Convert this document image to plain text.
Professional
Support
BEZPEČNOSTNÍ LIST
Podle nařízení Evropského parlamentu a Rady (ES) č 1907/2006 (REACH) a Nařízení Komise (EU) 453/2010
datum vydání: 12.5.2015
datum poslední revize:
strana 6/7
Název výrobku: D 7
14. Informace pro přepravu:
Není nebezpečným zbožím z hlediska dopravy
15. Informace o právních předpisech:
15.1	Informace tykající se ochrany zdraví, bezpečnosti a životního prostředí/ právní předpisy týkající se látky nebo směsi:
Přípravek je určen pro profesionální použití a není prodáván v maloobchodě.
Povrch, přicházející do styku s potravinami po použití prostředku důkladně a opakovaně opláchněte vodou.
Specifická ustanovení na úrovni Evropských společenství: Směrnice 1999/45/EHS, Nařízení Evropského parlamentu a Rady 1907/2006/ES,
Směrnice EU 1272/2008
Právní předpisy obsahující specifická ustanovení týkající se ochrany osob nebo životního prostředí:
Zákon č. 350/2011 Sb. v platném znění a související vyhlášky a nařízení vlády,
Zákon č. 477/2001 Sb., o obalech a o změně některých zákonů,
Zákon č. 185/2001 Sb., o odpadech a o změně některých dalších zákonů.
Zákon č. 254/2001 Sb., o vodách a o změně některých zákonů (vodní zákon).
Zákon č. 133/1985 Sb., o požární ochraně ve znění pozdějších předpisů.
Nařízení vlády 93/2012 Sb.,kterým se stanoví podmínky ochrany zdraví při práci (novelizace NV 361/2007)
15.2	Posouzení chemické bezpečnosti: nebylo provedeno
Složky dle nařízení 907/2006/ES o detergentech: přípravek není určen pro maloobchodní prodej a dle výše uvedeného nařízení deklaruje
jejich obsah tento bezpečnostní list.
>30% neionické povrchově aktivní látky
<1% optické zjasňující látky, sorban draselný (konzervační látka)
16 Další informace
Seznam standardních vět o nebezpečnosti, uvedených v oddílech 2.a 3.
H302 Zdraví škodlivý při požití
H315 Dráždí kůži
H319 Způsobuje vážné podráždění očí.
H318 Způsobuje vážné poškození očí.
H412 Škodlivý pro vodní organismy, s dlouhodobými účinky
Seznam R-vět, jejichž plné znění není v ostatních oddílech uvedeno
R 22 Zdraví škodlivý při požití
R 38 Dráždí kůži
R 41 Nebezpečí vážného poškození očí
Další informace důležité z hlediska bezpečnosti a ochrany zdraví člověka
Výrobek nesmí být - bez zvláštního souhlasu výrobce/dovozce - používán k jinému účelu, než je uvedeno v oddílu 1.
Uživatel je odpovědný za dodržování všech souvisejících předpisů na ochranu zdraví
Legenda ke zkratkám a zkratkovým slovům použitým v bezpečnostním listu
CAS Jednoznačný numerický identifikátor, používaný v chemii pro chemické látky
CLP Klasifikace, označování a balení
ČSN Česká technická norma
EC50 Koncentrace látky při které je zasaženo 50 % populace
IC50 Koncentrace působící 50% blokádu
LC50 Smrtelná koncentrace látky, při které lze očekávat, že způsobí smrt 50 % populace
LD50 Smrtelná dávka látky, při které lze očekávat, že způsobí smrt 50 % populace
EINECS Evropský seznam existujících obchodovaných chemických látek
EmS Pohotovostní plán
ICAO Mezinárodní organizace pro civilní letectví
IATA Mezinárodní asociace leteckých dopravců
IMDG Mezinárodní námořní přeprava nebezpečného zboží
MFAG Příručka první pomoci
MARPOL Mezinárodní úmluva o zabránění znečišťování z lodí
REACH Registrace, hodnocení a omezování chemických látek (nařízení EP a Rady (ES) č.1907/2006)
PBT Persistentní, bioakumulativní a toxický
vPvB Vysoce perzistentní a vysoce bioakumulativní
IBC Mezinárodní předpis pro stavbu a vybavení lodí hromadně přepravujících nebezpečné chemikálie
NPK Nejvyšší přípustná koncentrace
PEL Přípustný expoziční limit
...
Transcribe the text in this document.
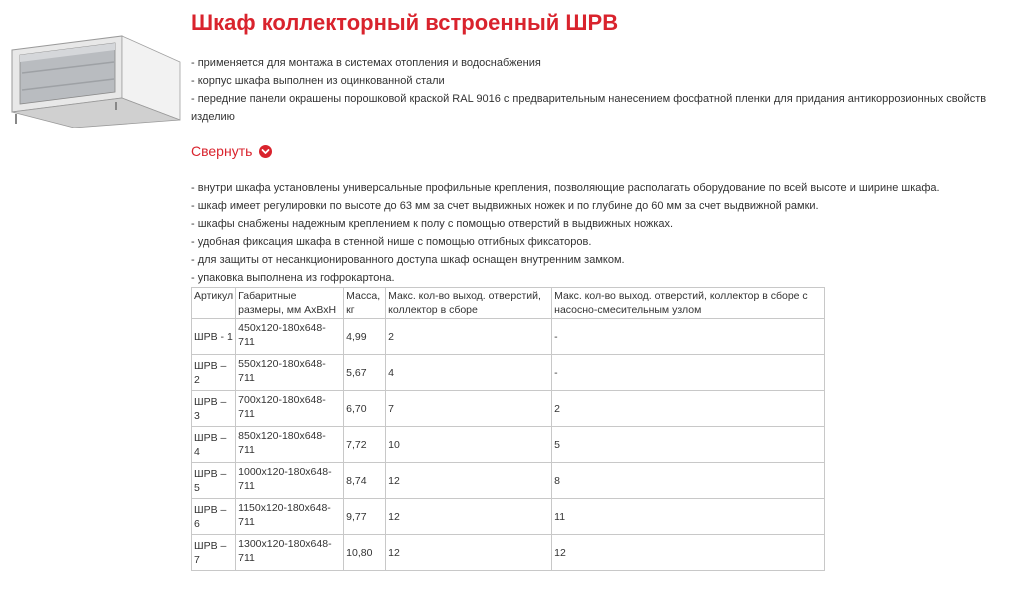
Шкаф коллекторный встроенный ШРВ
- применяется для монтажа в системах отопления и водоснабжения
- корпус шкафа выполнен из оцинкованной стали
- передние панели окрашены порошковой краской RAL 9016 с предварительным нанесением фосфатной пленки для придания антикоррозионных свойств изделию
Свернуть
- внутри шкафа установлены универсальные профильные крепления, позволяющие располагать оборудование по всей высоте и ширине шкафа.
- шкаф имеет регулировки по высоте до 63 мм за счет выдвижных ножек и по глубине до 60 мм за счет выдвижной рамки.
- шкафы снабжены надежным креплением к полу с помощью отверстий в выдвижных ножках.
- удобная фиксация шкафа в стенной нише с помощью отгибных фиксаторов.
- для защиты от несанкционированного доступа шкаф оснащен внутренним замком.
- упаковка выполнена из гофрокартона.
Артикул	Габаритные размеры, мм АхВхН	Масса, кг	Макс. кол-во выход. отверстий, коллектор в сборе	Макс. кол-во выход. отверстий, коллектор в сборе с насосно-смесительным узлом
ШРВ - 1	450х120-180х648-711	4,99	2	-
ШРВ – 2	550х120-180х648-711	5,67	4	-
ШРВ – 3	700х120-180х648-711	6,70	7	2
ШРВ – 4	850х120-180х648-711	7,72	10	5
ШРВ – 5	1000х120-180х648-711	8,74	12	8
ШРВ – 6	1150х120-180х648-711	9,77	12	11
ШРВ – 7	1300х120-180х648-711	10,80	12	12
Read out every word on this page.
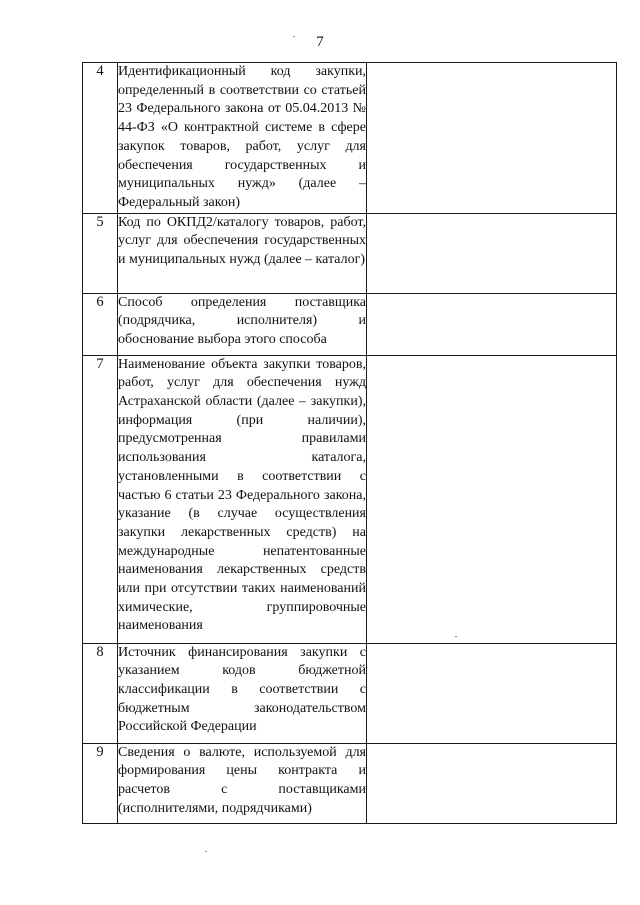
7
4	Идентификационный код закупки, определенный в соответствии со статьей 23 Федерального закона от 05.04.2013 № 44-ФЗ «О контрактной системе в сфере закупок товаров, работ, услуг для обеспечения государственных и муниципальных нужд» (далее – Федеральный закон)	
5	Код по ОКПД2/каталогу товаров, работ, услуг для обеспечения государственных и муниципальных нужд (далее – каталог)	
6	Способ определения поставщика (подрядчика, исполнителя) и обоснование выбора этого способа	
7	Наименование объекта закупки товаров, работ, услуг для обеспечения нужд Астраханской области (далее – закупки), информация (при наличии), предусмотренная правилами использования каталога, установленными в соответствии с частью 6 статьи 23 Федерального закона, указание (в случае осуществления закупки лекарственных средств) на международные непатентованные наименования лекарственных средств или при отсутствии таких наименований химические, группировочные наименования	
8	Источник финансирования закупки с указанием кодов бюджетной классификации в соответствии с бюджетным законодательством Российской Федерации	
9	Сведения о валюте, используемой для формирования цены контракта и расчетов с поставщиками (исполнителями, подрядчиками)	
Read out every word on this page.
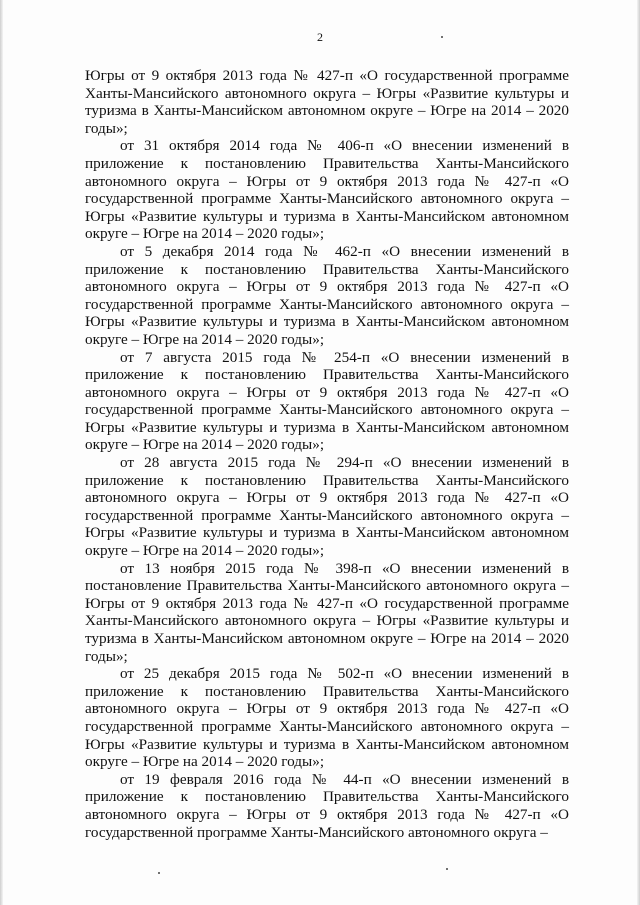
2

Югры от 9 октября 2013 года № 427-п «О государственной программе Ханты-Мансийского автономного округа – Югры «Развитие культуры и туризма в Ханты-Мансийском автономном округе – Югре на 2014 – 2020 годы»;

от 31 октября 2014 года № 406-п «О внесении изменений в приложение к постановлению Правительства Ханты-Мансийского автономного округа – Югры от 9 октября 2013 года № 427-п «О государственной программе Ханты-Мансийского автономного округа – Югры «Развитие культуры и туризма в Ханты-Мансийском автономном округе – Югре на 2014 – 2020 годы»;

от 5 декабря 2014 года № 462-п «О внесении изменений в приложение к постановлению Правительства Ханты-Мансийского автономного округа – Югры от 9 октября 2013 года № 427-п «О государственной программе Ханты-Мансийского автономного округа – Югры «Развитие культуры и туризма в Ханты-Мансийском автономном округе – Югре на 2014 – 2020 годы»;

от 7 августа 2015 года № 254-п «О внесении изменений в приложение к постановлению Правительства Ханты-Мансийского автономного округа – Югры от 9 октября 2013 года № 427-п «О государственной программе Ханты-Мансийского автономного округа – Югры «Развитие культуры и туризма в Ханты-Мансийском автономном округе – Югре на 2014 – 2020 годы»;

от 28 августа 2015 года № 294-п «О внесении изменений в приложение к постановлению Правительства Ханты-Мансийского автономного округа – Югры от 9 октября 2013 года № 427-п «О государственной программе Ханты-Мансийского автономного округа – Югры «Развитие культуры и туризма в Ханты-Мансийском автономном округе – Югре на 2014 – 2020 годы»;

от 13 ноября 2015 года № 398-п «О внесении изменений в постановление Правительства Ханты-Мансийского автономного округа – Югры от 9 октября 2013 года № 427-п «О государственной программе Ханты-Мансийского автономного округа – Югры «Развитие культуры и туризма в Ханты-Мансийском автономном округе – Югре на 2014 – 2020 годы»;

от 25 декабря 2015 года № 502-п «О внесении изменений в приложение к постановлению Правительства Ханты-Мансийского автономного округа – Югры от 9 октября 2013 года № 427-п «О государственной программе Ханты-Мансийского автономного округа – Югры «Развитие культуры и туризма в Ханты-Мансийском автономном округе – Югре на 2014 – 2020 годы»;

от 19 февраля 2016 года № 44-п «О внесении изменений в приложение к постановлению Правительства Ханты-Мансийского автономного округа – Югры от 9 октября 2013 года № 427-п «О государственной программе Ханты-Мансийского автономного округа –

_Stated goal_
Report the number of lines of the listing above that hold the string "Evropského", with no other text.

_Worked solution_
2